Supplied records:

[BEGIN]

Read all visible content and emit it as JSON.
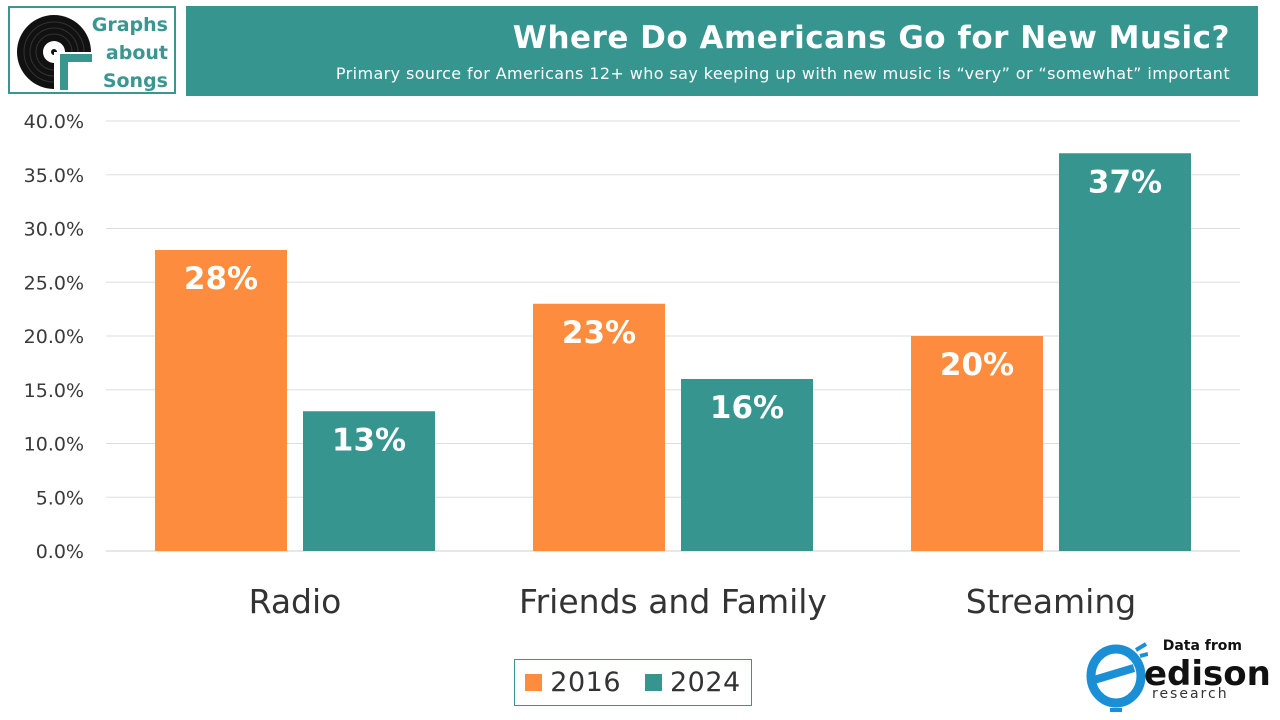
{
  "brand": {
    "logo_lines": [
      "Graphs",
      "about",
      "Songs"
    ],
    "accent_color": "#36958f",
    "icon": "vinyl-record-icon"
  },
  "colors": {
    "series_2016": "#fd8c3e",
    "series_2024": "#36958f"
  },
  "chart_data": {
    "type": "bar",
    "title": "Where Do Americans Go for New Music?",
    "subtitle": "Primary source for Americans 12+ who say keeping up with new music is “very” or “somewhat” important",
    "categories": [
      "Radio",
      "Friends and Family",
      "Streaming"
    ],
    "series": [
      {
        "name": "2016",
        "values": [
          28,
          23,
          20
        ],
        "labels": [
          "28%",
          "23%",
          "20%"
        ]
      },
      {
        "name": "2024",
        "values": [
          13,
          16,
          37
        ],
        "labels": [
          "13%",
          "16%",
          "37%"
        ]
      }
    ],
    "ylim": [
      0,
      40
    ],
    "yticks": [
      "0.0%",
      "5.0%",
      "10.0%",
      "15.0%",
      "20.0%",
      "25.0%",
      "30.0%",
      "35.0%",
      "40.0%"
    ],
    "grid": true,
    "legend_position": "bottom"
  },
  "source": {
    "label": "Data from",
    "name": "edison",
    "sub": "research",
    "icon": "edison-logo-icon"
  }
}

[END]

Your instructions: Pull out and copy each line containing the string "Americans".

Answer for the task:
    "title": "Where Do Americans Go for New Music?",
    "subtitle": "Primary source for Americans 12+ who say keeping up with new music is “very” or “somewhat” important",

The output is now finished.